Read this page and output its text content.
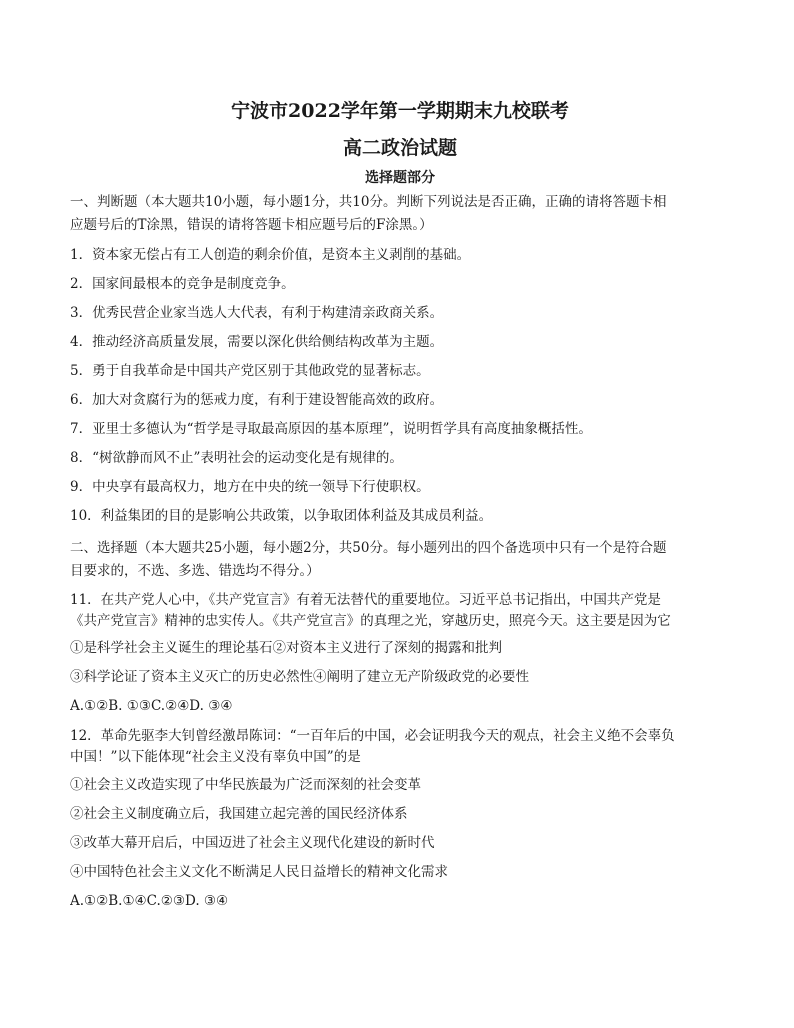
宁波市2022学年第一学期期末九校联考
高二政治试题
选择题部分
一、判断题（本大题共10小题，每小题1分，共10分。判断下列说法是否正确，正确的请将答题卡相
应题号后的T涂黑，错误的请将答题卡相应题号后的F涂黑。）
1．资本家无偿占有工人创造的剩余价值，是资本主义剥削的基础。
2．国家间最根本的竞争是制度竞争。
3．优秀民营企业家当选人大代表，有利于构建清亲政商关系。
4．推动经济高质量发展，需要以深化供给侧结构改革为主题。
5．勇于自我革命是中国共产党区别于其他政党的显著标志。
6．加大对贪腐行为的惩戒力度，有利于建设智能高效的政府。
7．亚里士多德认为“哲学是寻取最高原因的基本原理”，说明哲学具有高度抽象概括性。
8．“树欲静而风不止”表明社会的运动变化是有规律的。
9．中央享有最高权力，地方在中央的统一领导下行使职权。
10．利益集团的目的是影响公共政策，以争取团体利益及其成员利益。
二、选择题（本大题共25小题，每小题2分，共50分。每小题列出的四个备选项中只有一个是符合题
目要求的，不选、多选、错选均不得分。）
11．在共产党人心中，《共产党宣言》有着无法替代的重要地位。习近平总书记指出，中国共产党是
《共产党宣言》精神的忠实传人。《共产党宣言》的真理之光，穿越历史，照亮今天。这主要是因为它
①是科学社会主义诞生的理论基石②对资本主义进行了深刻的揭露和批判
③科学论证了资本主义灭亡的历史必然性④阐明了建立无产阶级政党的必要性
A.①②B. ①③C.②④D. ③④
12．革命先驱李大钊曾经激昂陈词：“一百年后的中国，必会证明我今天的观点，社会主义绝不会辜负
中国！”以下能体现“社会主义没有辜负中国”的是
①社会主义改造实现了中华民族最为广泛而深刻的社会变革
②社会主义制度确立后，我国建立起完善的国民经济体系
③改革大幕开启后，中国迈进了社会主义现代化建设的新时代
④中国特色社会主义文化不断满足人民日益增长的精神文化需求
A.①②B.①④C.②③D. ③④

-----

◆ **Short problem**: Repeat all of the entries word for word, but omit the pictures.

◆ **Task solution**:
Read this page and output its text content.
宁波市2022学年第一学期期末九校联考
高二政治试题
选择题部分
一、判断题（本大题共10小题，每小题1分，共10分。判断下列说法是否正确，正确的请将答题卡相
应题号后的T涂黑，错误的请将答题卡相应题号后的F涂黑。）
1．资本家无偿占有工人创造的剩余价值，是资本主义剥削的基础。
2．国家间最根本的竞争是制度竞争。
3．优秀民营企业家当选人大代表，有利于构建清亲政商关系。
4．推动经济高质量发展，需要以深化供给侧结构改革为主题。
5．勇于自我革命是中国共产党区别于其他政党的显著标志。
6．加大对贪腐行为的惩戒力度，有利于建设智能高效的政府。
7．亚里士多德认为“哲学是寻取最高原因的基本原理”，说明哲学具有高度抽象概括性。
8．“树欲静而风不止”表明社会的运动变化是有规律的。
9．中央享有最高权力，地方在中央的统一领导下行使职权。
10．利益集团的目的是影响公共政策，以争取团体利益及其成员利益。
二、选择题（本大题共25小题，每小题2分，共50分。每小题列出的四个备选项中只有一个是符合题
目要求的，不选、多选、错选均不得分。）
11．在共产党人心中，《共产党宣言》有着无法替代的重要地位。习近平总书记指出，中国共产党是
《共产党宣言》精神的忠实传人。《共产党宣言》的真理之光，穿越历史，照亮今天。这主要是因为它
①是科学社会主义诞生的理论基石②对资本主义进行了深刻的揭露和批判
③科学论证了资本主义灭亡的历史必然性④阐明了建立无产阶级政党的必要性
A.①②B. ①③C.②④D. ③④
12．革命先驱李大钊曾经激昂陈词：“一百年后的中国，必会证明我今天的观点，社会主义绝不会辜负
中国！”以下能体现“社会主义没有辜负中国”的是
①社会主义改造实现了中华民族最为广泛而深刻的社会变革
②社会主义制度确立后，我国建立起完善的国民经济体系
③改革大幕开启后，中国迈进了社会主义现代化建设的新时代
④中国特色社会主义文化不断满足人民日益增长的精神文化需求
A.①②B.①④C.②③D. ③④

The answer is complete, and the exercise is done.